• [SUPPLIED PASSAGE]:
····················

Alexander ApóstolDocumental, 2005 Video 02:00 minutes
Alexander ApóstolSavage Modern/Moderno Salvaje
Alexander Apóstol, between the modern and the savage.
May 13 - June 18, 2006
The main focus of the exhibition Savage Modern by Alexander Apóstol revolves around the concept of exposing the contradictions and complexities inherent to the existence of modernism and modernity in a Third World country such as Venezuela. Savage Modern is both the title of the exhibition and of a video included in the show. The piece refers to one of the greatest icons of Venezuelan modernity in Caracas: the Villa Planchart, designed in the 50s by the Italian architect Gio Ponti. For this house, Ponti designed a special exhibition area so the Plancharts’ hunting trophies could be placed on show or hidden from view at will. The idea of the modern savage in this context, reflects the utopian attempt to encapsulate in an ordered and neutral sphere—like the modernist space—the vitality, changeability and wildness of the untamed animal world, or allegorically the “nature” of the Venezuelan and his culture. Venezuelan modernity, as depicted by Apóstol’s photographs and videos, though neither barbaric nor unsophisticated, is savage due to its being a sui generis modernism in the throes of a constant process of implosion, flux and contradiction.

····················

• [EXTRACTED RECORDS]:
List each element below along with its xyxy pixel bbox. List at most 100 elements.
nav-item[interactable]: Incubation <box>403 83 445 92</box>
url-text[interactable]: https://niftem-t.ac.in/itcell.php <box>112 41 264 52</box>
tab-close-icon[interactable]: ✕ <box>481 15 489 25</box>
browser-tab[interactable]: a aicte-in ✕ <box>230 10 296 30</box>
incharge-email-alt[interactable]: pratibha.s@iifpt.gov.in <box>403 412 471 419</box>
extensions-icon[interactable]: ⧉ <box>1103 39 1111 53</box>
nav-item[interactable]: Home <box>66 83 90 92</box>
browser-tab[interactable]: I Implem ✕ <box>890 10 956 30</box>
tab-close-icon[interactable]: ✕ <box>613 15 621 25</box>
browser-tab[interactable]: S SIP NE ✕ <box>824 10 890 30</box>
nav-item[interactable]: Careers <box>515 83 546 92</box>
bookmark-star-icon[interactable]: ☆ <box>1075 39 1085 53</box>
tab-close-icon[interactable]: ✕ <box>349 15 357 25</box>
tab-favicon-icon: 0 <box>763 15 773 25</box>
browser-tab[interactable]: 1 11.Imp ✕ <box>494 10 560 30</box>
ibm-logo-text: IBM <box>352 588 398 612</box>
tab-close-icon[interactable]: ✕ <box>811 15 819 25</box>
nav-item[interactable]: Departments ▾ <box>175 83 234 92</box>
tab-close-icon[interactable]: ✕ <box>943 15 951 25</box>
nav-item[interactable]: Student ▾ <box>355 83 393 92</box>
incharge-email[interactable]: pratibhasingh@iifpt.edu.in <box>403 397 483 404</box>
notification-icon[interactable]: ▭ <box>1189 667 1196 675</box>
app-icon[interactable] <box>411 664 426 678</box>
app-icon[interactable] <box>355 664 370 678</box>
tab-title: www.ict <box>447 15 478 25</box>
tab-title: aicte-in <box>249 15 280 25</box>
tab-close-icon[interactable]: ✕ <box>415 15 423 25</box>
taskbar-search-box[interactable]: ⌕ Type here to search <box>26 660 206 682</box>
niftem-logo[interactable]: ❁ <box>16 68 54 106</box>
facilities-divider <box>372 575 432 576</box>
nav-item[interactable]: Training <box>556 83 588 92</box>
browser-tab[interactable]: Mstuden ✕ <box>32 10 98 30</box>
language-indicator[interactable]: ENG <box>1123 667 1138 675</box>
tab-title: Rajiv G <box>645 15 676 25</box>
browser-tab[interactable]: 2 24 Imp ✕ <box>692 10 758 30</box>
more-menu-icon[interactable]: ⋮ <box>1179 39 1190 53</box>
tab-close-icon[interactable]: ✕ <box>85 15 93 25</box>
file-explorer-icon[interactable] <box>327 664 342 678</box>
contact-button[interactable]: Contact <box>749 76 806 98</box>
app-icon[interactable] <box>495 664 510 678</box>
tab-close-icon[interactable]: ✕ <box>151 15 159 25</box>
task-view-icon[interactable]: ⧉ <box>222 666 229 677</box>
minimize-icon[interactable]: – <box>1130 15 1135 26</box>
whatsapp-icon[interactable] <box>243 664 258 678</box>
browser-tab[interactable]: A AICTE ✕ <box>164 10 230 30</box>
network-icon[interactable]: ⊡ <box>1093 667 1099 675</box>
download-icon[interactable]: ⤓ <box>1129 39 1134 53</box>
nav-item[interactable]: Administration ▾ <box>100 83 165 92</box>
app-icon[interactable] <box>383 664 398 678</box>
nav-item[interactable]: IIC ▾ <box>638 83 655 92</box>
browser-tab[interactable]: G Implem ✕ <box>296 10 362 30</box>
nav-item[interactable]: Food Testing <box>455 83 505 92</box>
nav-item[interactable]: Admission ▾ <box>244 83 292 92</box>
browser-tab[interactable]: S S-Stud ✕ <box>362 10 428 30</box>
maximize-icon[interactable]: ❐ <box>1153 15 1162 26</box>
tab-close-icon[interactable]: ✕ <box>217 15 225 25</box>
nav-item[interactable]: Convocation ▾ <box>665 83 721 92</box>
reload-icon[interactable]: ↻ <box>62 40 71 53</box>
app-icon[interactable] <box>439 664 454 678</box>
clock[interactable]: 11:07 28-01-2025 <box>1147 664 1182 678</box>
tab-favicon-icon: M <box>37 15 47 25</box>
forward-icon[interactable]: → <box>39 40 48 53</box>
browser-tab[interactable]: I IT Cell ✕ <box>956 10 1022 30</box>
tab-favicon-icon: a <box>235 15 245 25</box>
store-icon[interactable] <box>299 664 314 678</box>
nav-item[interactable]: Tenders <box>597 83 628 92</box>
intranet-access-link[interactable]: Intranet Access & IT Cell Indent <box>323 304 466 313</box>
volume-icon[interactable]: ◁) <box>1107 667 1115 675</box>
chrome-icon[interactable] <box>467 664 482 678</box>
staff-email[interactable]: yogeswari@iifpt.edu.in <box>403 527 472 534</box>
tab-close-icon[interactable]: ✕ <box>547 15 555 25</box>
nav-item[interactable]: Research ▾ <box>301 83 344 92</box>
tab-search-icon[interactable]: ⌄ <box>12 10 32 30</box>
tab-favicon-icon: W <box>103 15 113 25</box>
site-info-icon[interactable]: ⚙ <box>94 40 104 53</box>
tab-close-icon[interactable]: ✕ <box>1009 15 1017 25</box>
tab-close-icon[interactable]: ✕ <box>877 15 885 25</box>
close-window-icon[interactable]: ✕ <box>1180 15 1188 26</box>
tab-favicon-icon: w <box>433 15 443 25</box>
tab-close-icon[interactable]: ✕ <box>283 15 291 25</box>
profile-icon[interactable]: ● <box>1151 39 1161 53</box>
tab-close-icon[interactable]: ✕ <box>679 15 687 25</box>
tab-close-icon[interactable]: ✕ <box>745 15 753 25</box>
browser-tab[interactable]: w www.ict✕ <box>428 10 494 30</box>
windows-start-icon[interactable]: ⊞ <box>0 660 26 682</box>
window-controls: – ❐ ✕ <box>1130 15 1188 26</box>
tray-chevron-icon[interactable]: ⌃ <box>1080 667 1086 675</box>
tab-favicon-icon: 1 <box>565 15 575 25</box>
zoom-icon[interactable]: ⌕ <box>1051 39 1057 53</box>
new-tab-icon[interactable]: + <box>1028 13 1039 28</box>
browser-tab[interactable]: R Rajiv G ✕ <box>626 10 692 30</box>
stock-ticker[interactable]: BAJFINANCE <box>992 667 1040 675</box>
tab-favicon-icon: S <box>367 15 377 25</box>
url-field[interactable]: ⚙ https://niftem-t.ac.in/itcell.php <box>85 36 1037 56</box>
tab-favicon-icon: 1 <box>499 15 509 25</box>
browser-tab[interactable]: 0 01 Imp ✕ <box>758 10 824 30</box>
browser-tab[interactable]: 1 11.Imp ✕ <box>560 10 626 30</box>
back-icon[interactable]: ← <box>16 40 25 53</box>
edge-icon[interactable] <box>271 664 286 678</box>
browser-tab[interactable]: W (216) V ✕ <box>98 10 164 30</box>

····················

Write out the passage from the Savage Modern exhibition text above, starting at "Alexander ApóstolDocumental, 2005" and ending at "and the savage.".

• [OUTPUT FOR THIS EXERCISE]:
Alexander ApóstolDocumental, 2005 Video 02:00 minutes
Alexander ApóstolSavage Modern/Moderno Salvaje
Alexander Apóstol, between the modern and the savage.